WHAT TO DO:
(1) In the lstopo email, rewrite everything from "how the topology" down to "the same core.", replacing "Hyperthreading" with "SMT".
(2) Translate this sentence from the lstopo email into Spanish: "That's the whole problem of the indexes provided by operating systems."
(3) In the lstopo email, when was the quoted message from Gabriele Fatigati written?

PAGE:
- - -
Hi Samuel,

how the topology gave by lstopo is built? In particolar, how the logical index P# are initialized?

2011/8/4 Samuel Thibault <samuel.thibault@inria.fr>
Hello,

Gabriele Fatigati, le Mon 01 Aug 2011 12:32:44 +0200, a écrit :
> So, are not physically near. I aspect that with Hyperthreading, and 2 hardware
> threads each core, PU P#0 and PU P#1 are on the same core.

Since these are P#0 and 1, they may not be indeed (physical indexes).
That's the whole problem of the indexes provided by operating systems.

Fortunately,

> If is it not true,
> using in a OMP PARALLEL region with 2 software threads:
>
> $ pragma omp paralle num_threads(2)
- - -
ENTRIES:
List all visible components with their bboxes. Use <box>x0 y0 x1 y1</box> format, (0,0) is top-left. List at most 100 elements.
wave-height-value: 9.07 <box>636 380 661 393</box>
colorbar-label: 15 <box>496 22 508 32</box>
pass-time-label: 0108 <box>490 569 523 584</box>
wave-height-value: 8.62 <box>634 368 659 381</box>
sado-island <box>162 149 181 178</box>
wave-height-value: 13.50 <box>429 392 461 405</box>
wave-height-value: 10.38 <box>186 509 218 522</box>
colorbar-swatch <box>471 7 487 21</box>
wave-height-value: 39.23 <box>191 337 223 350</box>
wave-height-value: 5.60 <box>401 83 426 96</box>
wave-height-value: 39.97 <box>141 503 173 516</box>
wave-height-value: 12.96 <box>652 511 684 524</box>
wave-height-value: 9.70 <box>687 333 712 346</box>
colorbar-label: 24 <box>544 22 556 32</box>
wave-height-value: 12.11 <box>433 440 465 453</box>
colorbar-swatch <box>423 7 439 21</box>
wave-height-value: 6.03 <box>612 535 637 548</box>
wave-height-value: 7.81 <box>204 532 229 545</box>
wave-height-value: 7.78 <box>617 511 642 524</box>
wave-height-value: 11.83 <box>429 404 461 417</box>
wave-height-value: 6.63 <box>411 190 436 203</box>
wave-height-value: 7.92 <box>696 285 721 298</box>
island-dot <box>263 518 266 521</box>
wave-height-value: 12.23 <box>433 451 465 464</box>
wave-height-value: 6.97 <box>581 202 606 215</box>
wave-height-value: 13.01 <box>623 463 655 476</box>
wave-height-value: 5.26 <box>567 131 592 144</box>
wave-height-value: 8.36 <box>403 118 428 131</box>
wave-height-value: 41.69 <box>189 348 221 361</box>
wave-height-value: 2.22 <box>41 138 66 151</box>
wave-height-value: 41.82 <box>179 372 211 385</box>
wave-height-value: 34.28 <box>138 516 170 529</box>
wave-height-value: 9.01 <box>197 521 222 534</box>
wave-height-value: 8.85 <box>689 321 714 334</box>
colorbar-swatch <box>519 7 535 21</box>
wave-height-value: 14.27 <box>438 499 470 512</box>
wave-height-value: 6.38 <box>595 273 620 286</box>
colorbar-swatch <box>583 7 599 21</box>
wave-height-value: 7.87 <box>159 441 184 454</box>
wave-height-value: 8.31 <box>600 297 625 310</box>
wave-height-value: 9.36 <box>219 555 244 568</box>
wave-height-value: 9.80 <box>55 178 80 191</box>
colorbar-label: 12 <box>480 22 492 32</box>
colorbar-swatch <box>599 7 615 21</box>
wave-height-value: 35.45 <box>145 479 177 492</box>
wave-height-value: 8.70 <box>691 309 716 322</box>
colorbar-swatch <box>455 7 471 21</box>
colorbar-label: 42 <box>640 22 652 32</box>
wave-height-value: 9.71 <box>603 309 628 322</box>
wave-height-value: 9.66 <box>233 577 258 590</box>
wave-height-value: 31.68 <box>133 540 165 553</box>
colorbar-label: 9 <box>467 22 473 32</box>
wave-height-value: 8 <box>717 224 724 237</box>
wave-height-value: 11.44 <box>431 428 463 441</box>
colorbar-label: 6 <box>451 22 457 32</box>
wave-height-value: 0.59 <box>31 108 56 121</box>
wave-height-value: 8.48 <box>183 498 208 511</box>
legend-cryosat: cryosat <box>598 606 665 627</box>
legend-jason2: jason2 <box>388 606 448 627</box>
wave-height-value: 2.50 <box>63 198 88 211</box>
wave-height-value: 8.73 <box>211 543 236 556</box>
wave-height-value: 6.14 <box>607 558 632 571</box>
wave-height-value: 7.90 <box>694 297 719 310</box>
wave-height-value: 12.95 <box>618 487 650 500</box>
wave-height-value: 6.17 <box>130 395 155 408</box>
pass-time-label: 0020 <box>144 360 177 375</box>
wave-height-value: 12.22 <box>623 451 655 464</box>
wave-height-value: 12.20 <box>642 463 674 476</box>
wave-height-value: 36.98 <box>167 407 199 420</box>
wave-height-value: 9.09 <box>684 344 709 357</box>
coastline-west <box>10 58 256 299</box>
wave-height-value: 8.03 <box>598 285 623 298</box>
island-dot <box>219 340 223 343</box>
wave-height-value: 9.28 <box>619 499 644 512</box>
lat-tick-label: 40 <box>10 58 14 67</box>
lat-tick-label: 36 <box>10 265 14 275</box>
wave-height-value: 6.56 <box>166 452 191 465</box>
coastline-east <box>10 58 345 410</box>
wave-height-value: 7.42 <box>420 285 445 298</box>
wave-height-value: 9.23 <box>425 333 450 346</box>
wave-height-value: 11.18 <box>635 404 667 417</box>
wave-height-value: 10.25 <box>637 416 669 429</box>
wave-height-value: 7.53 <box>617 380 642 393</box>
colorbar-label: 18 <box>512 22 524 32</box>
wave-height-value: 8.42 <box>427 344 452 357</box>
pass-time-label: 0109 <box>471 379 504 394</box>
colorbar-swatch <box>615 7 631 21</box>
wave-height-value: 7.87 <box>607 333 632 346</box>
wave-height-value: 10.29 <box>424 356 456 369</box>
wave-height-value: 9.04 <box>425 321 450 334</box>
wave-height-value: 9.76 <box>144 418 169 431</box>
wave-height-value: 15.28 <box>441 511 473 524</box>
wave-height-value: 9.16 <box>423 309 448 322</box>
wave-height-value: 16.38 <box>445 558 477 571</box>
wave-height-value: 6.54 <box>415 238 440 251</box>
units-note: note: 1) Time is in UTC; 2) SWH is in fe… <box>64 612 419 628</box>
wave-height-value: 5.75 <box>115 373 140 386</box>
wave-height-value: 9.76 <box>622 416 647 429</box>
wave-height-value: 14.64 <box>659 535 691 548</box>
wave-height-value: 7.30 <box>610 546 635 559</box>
- - -
EXERCISE RESULTS:
(1)
how the topology gave by lstopo is built? In particolar, how the logical index P# are initialized?

2011/8/4 Samuel Thibault <samuel.thibault@inria.fr>
Hello,

Gabriele Fatigati, le Mon 01 Aug 2011 12:32:44 +0200, a écrit :
> So, are not physically near. I aspect that with SMT, and 2 hardware
> threads each core, PU P#0 and PU P#1 are on the same core.

(2) Ese es todo el problema de los índices proporcionados por los sistemas operativos.

(3) Mon 01 Aug 2011 12:32:44 +0200